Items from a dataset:
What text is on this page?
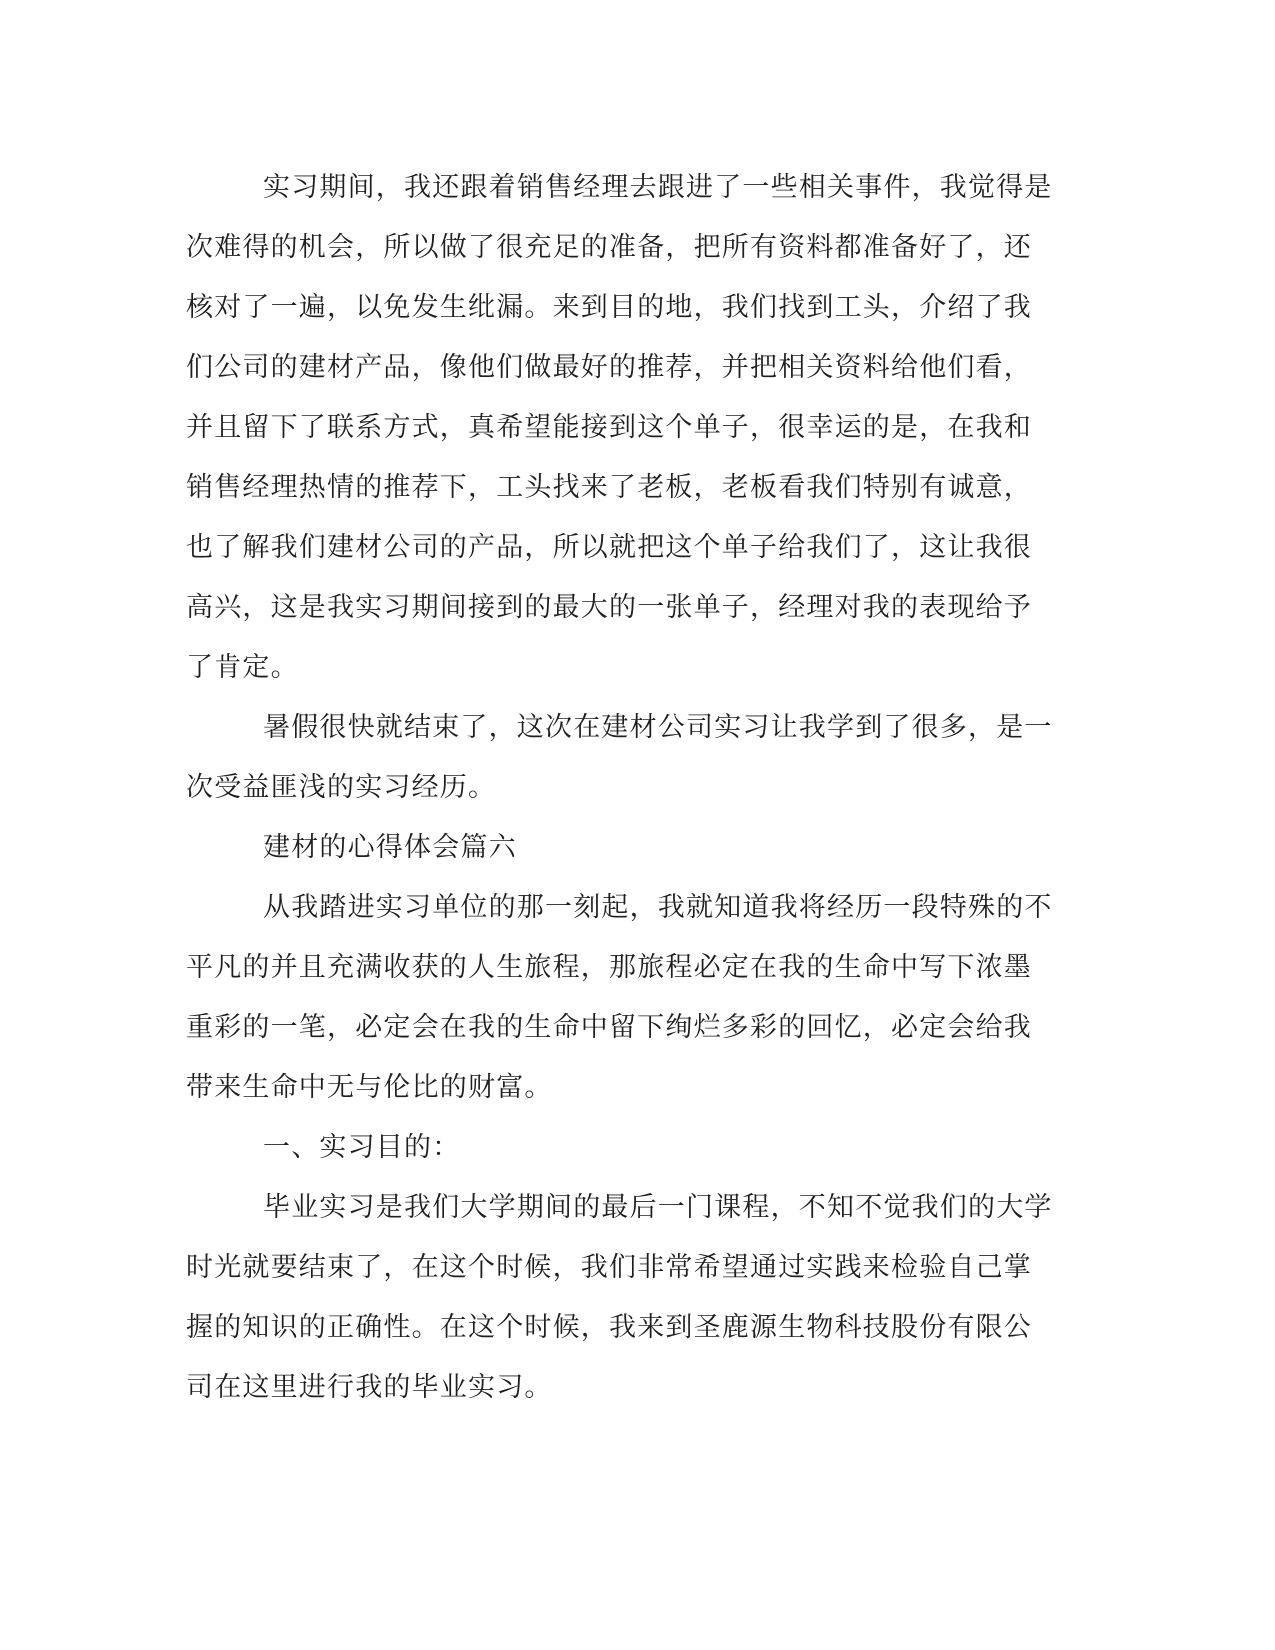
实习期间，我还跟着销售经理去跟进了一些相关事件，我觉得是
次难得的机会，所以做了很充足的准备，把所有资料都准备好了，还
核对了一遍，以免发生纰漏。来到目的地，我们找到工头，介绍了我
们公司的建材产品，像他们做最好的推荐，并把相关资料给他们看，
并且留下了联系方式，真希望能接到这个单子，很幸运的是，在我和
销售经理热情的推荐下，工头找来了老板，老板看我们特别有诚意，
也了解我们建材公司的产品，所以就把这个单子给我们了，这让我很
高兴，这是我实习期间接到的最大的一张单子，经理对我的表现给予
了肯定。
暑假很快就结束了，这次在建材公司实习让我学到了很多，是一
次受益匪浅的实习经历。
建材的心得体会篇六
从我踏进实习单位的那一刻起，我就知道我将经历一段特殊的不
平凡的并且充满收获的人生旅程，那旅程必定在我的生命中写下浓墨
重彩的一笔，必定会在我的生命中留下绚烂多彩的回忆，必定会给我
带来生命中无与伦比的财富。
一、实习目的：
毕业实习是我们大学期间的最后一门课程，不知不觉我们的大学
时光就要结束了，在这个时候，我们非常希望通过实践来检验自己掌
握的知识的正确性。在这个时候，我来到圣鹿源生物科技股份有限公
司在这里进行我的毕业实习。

**Exercise objective:** Leave out the pictures and restate everything else word for word.

**Output:**
What text is on this page?
实习期间，我还跟着销售经理去跟进了一些相关事件，我觉得是
次难得的机会，所以做了很充足的准备，把所有资料都准备好了，还
核对了一遍，以免发生纰漏。来到目的地，我们找到工头，介绍了我
们公司的建材产品，像他们做最好的推荐，并把相关资料给他们看，
并且留下了联系方式，真希望能接到这个单子，很幸运的是，在我和
销售经理热情的推荐下，工头找来了老板，老板看我们特别有诚意，
也了解我们建材公司的产品，所以就把这个单子给我们了，这让我很
高兴，这是我实习期间接到的最大的一张单子，经理对我的表现给予
了肯定。
暑假很快就结束了，这次在建材公司实习让我学到了很多，是一
次受益匪浅的实习经历。
建材的心得体会篇六
从我踏进实习单位的那一刻起，我就知道我将经历一段特殊的不
平凡的并且充满收获的人生旅程，那旅程必定在我的生命中写下浓墨
重彩的一笔，必定会在我的生命中留下绚烂多彩的回忆，必定会给我
带来生命中无与伦比的财富。
一、实习目的：
毕业实习是我们大学期间的最后一门课程，不知不觉我们的大学
时光就要结束了，在这个时候，我们非常希望通过实践来检验自己掌
握的知识的正确性。在这个时候，我来到圣鹿源生物科技股份有限公
司在这里进行我的毕业实习。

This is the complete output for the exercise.